▶ Written task: Copy the records that follow exactly as written, but not their pictures.

* Start Source records *

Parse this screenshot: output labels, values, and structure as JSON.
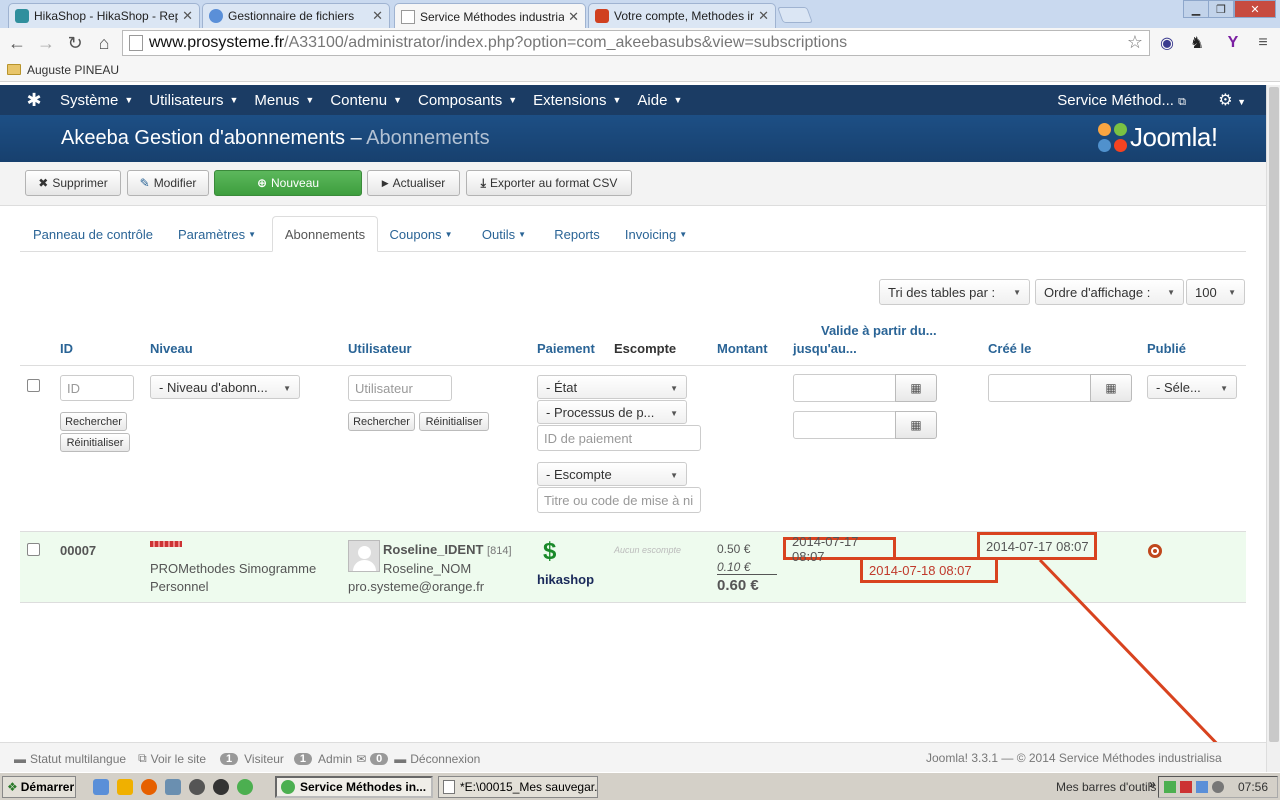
{
  "browser": {
    "tabs": [
      {
        "label": "HikaShop - HikaShop - Reply",
        "color": "#2f8f9d"
      },
      {
        "label": "Gestionnaire de fichiers",
        "color": "#5a8fd8"
      },
      {
        "label": "Service Méthodes industrialis",
        "color": "#ffffff"
      },
      {
        "label": "Votre compte, Methodes indu",
        "color": "#d04020"
      }
    ],
    "address_host": "www.prosysteme.fr",
    "address_path": "/A33100/administrator/index.php?option=com_akeebasubs&view=subscriptions",
    "bookmark": "Auguste PINEAU"
  },
  "topnav": {
    "items": [
      "Système",
      "Utilisateurs",
      "Menus",
      "Contenu",
      "Composants",
      "Extensions",
      "Aide"
    ],
    "site_link": "Service Méthod..."
  },
  "header": {
    "title": "Akeeba Gestion d'abonnements",
    "separator": " – ",
    "subtitle": "Abonnements",
    "brand": "Joomla!"
  },
  "toolbar": {
    "delete": "Supprimer",
    "edit": "Modifier",
    "new": "Nouveau",
    "refresh": "Actualiser",
    "export": "Exporter au format CSV"
  },
  "subtabs": {
    "control_panel": "Panneau de contrôle",
    "params": "Paramètres",
    "subs": "Abonnements",
    "coupons": "Coupons",
    "tools": "Outils",
    "reports": "Reports",
    "invoicing": "Invoicing"
  },
  "sorting": {
    "sort_by": "Tri des tables par :",
    "order": "Ordre d'affichage :",
    "limit": "100"
  },
  "columns": {
    "id": "ID",
    "level": "Niveau",
    "user": "Utilisateur",
    "payment": "Paiement",
    "discount": "Escompte",
    "amount": "Montant",
    "valid_from": "Valide à partir du...",
    "valid_to": "jusqu'au...",
    "created": "Créé le",
    "published": "Publié"
  },
  "filters": {
    "id_placeholder": "ID",
    "search": "Rechercher",
    "reset": "Réinitialiser",
    "level": "- Niveau d'abonn...",
    "user_placeholder": "Utilisateur",
    "state": "- État",
    "processor": "- Processus de p...",
    "payment_id_placeholder": "ID de paiement",
    "discount": "- Escompte",
    "coupon_placeholder": "Titre ou code de mise à ni",
    "published": "- Séle..."
  },
  "row": {
    "id": "00007",
    "level_line1": "PROMethodes Simogramme",
    "level_line2": "Personnel",
    "username": "Roseline_IDENT",
    "user_id": "[814]",
    "name": "Roseline_NOM",
    "email": "pro.systeme@orange.fr",
    "processor": "hikashop",
    "discount": "Aucun escompte",
    "net": "0.50 €",
    "tax": "0.10 €",
    "total": "0.60 €",
    "valid_from": "2014-07-17 08:07",
    "valid_to": "2014-07-18 08:07",
    "created": "2014-07-17 08:07"
  },
  "status": {
    "multilang": "Statut multilangue",
    "view_site": "Voir le site",
    "visitors_count": "1",
    "visitors": "Visiteur",
    "admin_count": "1",
    "admin": "Admin",
    "msg_count": "0",
    "logout": "Déconnexion",
    "version": "Joomla! 3.3.1 — © 2014 Service Méthodes industrialisa"
  },
  "taskbar": {
    "start": "Démarrer",
    "window1": "Service Méthodes in...",
    "window2": "*E:\\00015_Mes sauvegar...",
    "toolbars": "Mes barres d'outils",
    "clock": "07:56"
  },
  "colors": {
    "nav_bg": "#1b3c64",
    "header_bg": "#17406e",
    "link": "#2a6496",
    "highlight_box": "#d8431f",
    "row_bg": "#eefbee"
  }
}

* End Source records *

▶ Exercise response:
Parse this screenshot: output labels, values, and structure as JSON.
{
  "browser": {
    "tabs": [
      {
        "label": "HikaShop - HikaShop - Reply",
        "color": "#2f8f9d"
      },
      {
        "label": "Gestionnaire de fichiers",
        "color": "#5a8fd8"
      },
      {
        "label": "Service Méthodes industrialis",
        "color": "#ffffff"
      },
      {
        "label": "Votre compte, Methodes indu",
        "color": "#d04020"
      }
    ],
    "address_host": "www.prosysteme.fr",
    "address_path": "/A33100/administrator/index.php?option=com_akeebasubs&view=subscriptions",
    "bookmark": "Auguste PINEAU"
  },
  "topnav": {
    "items": [
      "Système",
      "Utilisateurs",
      "Menus",
      "Contenu",
      "Composants",
      "Extensions",
      "Aide"
    ],
    "site_link": "Service Méthod..."
  },
  "header": {
    "title": "Akeeba Gestion d'abonnements",
    "separator": " – ",
    "subtitle": "Abonnements",
    "brand": "Joomla!"
  },
  "toolbar": {
    "delete": "Supprimer",
    "edit": "Modifier",
    "new": "Nouveau",
    "refresh": "Actualiser",
    "export": "Exporter au format CSV"
  },
  "subtabs": {
    "control_panel": "Panneau de contrôle",
    "params": "Paramètres",
    "subs": "Abonnements",
    "coupons": "Coupons",
    "tools": "Outils",
    "reports": "Reports",
    "invoicing": "Invoicing"
  },
  "sorting": {
    "sort_by": "Tri des tables par :",
    "order": "Ordre d'affichage :",
    "limit": "100"
  },
  "columns": {
    "id": "ID",
    "level": "Niveau",
    "user": "Utilisateur",
    "payment": "Paiement",
    "discount": "Escompte",
    "amount": "Montant",
    "valid_from": "Valide à partir du...",
    "valid_to": "jusqu'au...",
    "created": "Créé le",
    "published": "Publié"
  },
  "filters": {
    "id_placeholder": "ID",
    "search": "Rechercher",
    "reset": "Réinitialiser",
    "level": "- Niveau d'abonn...",
    "user_placeholder": "Utilisateur",
    "state": "- État",
    "processor": "- Processus de p...",
    "payment_id_placeholder": "ID de paiement",
    "discount": "- Escompte",
    "coupon_placeholder": "Titre ou code de mise à ni",
    "published": "- Séle..."
  },
  "row": {
    "id": "00007",
    "level_line1": "PROMethodes Simogramme",
    "level_line2": "Personnel",
    "username": "Roseline_IDENT",
    "user_id": "[814]",
    "name": "Roseline_NOM",
    "email": "pro.systeme@orange.fr",
    "processor": "hikashop",
    "discount": "Aucun escompte",
    "net": "0.50 €",
    "tax": "0.10 €",
    "total": "0.60 €",
    "valid_from": "2014-07-17 08:07",
    "valid_to": "2014-07-18 08:07",
    "created": "2014-07-17 08:07"
  },
  "status": {
    "multilang": "Statut multilangue",
    "view_site": "Voir le site",
    "visitors_count": "1",
    "visitors": "Visiteur",
    "admin_count": "1",
    "admin": "Admin",
    "msg_count": "0",
    "logout": "Déconnexion",
    "version": "Joomla! 3.3.1 — © 2014 Service Méthodes industrialisa"
  },
  "taskbar": {
    "start": "Démarrer",
    "window1": "Service Méthodes in...",
    "window2": "*E:\\00015_Mes sauvegar...",
    "toolbars": "Mes barres d'outils",
    "clock": "07:56"
  },
  "colors": {
    "nav_bg": "#1b3c64",
    "header_bg": "#17406e",
    "link": "#2a6496",
    "highlight_box": "#d8431f",
    "row_bg": "#eefbee"
  }
}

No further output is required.